GIVEN REQUEST:
Find every line in the records below that holds the word "中国的发展没有过不去的坎", and copy it out.

PROVIDED RECORDS:
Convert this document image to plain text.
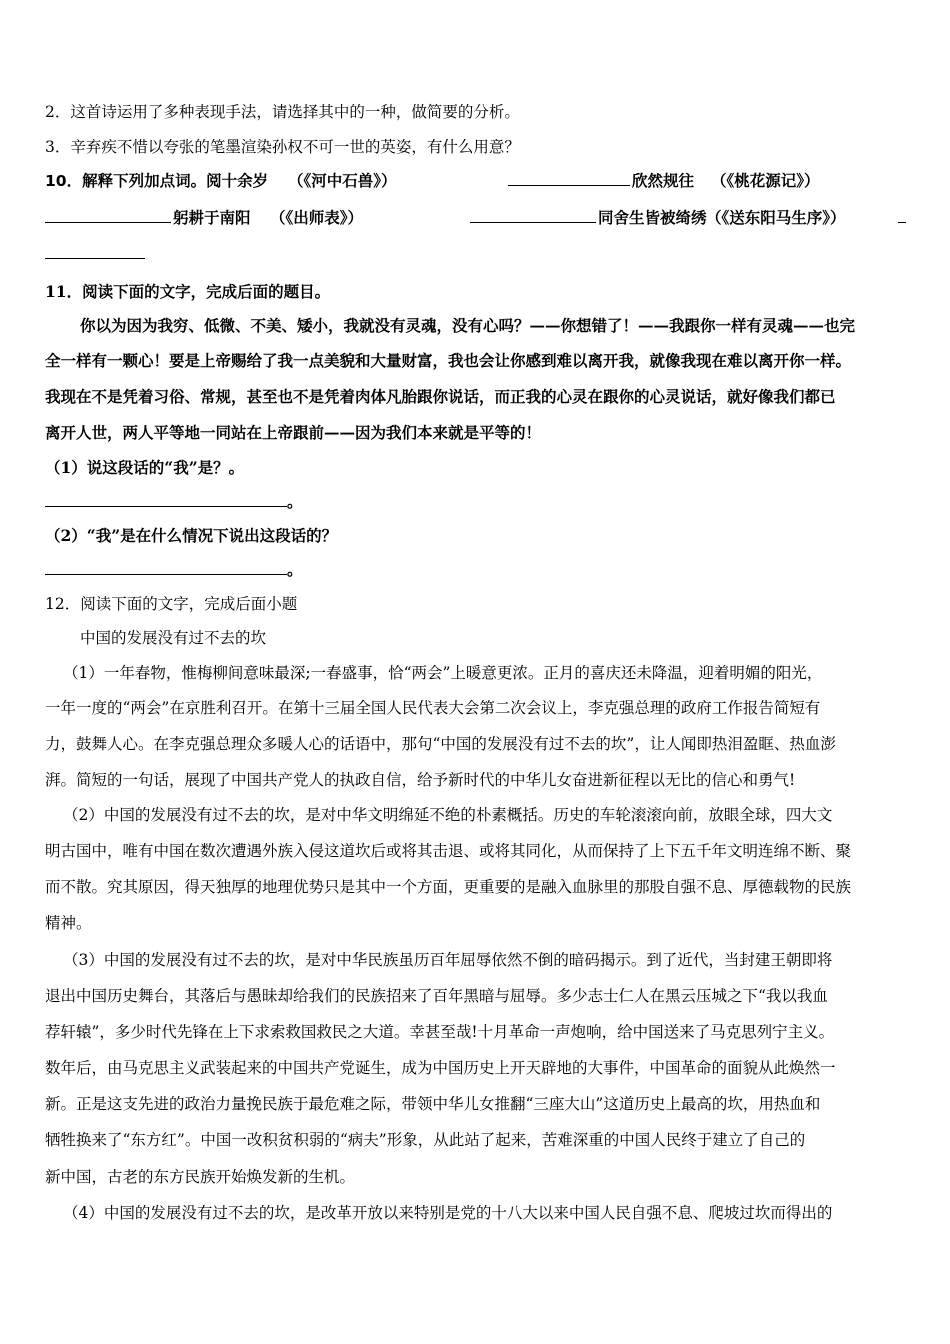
2．这首诗运用了多种表现手法，请选择其中的一种，做简要的分析。
3．辛弃疾不惜以夸张的笔墨渲染孙权不可一世的英姿，有什么用意？
10．解释下列加点词。阅十余岁 （《河中石兽》）	欣然规往 （《桃花源记》）
躬耕于南阳 （《出师表》）	同舍生皆被绮绣 （《送东阳马生序》）
11．阅读下面的文字，完成后面的题目。
你以为因为我穷、低微、不美、矮小，我就没有灵魂，没有心吗？——你想错了！——我跟你一样有灵魂——也完
全一样有一颗心！要是上帝赐给了我一点美貌和大量财富，我也会让你感到难以离开我，就像我现在难以离开你一样。
我现在不是凭着习俗、常规，甚至也不是凭着肉体凡胎跟你说话，而正我的心灵在跟你的心灵说话，就好像我们都已
离开人世，两人平等地一同站在上帝跟前——因为我们本来就是平等的！
（1）说这段话的“我”是？。
。
（2）“我”是在什么情况下说出这段话的？
。
12．阅读下面的文字，完成后面小题
中国的发展没有过不去的坎
（1）一年春物，惟梅柳间意味最深;一春盛事，恰“两会”上暖意更浓。正月的喜庆还未降温，迎着明媚的阳光，
一年一度的“两会”在京胜利召开。在第十三届全国人民代表大会第二次会议上，李克强总理的政府工作报告简短有
力，鼓舞人心。在李克强总理众多暖人心的话语中，那句“中国的发展没有过不去的坎”，让人闻即热泪盈眶、热血澎
湃。简短的一句话，展现了中国共产党人的执政自信，给予新时代的中华儿女奋进新征程以无比的信心和勇气!
（2）中国的发展没有过不去的坎，是对中华文明绵延不绝的朴素概括。历史的车轮滚滚向前，放眼全球，四大文
明古国中，唯有中国在数次遭遇外族入侵这道坎后或将其击退、或将其同化，从而保持了上下五千年文明连绵不断、聚
而不散。究其原因，得天独厚的地理优势只是其中一个方面，更重要的是融入血脉里的那股自强不息、厚德载物的民族
精神。
（3）中国的发展没有过不去的坎，是对中华民族虽历百年屈辱依然不倒的暗码揭示。到了近代，当封建王朝即将
退出中国历史舞台，其落后与愚昧却给我们的民族招来了百年黑暗与屈辱。多少志士仁人在黑云压城之下“我以我血
荐轩辕”，多少时代先锋在上下求索救国救民之大道。幸甚至哉!十月革命一声炮响，给中国送来了马克思列宁主义。
数年后，由马克思主义武装起来的中国共产党诞生，成为中国历史上开天辟地的大事件，中国革命的面貌从此焕然一
新。正是这支先进的政治力量挽民族于最危难之际，带领中华儿女推翻“三座大山”这道历史上最高的坎，用热血和
牺牲换来了“东方红”。中国一改积贫积弱的“病夫”形象，从此站了起来，苦难深重的中国人民终于建立了自己的
新中国，古老的东方民族开始焕发新的生机。
（4）中国的发展没有过不去的坎，是改革开放以来特别是党的十八大以来中国人民自强不息、爬坡过坎而得出的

REPLY:
中国的发展没有过不去的坎
力，鼓舞人心。在李克强总理众多暖人心的话语中，那句“中国的发展没有过不去的坎”，让人闻即热泪盈眶、热血澎
（2）中国的发展没有过不去的坎，是对中华文明绵延不绝的朴素概括。历史的车轮滚滚向前，放眼全球，四大文
（3）中国的发展没有过不去的坎，是对中华民族虽历百年屈辱依然不倒的暗码揭示。到了近代，当封建王朝即将
（4）中国的发展没有过不去的坎，是改革开放以来特别是党的十八大以来中国人民自强不息、爬坡过坎而得出的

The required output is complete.